> _THE EXERCISE_: Copy out the entries below precisely; nothing is to be omitted.

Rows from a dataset
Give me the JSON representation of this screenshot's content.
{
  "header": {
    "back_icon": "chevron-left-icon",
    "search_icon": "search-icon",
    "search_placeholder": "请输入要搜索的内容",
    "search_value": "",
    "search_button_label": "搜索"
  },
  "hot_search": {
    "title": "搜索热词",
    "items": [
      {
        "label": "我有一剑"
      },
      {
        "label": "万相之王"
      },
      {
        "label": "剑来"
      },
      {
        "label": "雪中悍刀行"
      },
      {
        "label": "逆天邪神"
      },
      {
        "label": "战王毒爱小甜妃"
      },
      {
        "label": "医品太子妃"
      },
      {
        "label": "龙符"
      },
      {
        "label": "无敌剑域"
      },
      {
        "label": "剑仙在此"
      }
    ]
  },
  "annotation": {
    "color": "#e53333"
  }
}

> _RIGHT ANSWER_:
Give me the JSON representation of this screenshot's content.
{
  "header": {
    "back_icon": "chevron-left-icon",
    "search_icon": "search-icon",
    "search_placeholder": "请输入要搜索的内容",
    "search_value": "",
    "search_button_label": "搜索"
  },
  "hot_search": {
    "title": "搜索热词",
    "items": [
      {
        "label": "我有一剑"
      },
      {
        "label": "万相之王"
      },
      {
        "label": "剑来"
      },
      {
        "label": "雪中悍刀行"
      },
      {
        "label": "逆天邪神"
      },
      {
        "label": "战王毒爱小甜妃"
      },
      {
        "label": "医品太子妃"
      },
      {
        "label": "龙符"
      },
      {
        "label": "无敌剑域"
      },
      {
        "label": "剑仙在此"
      }
    ]
  },
  "annotation": {
    "color": "#e53333"
  }
}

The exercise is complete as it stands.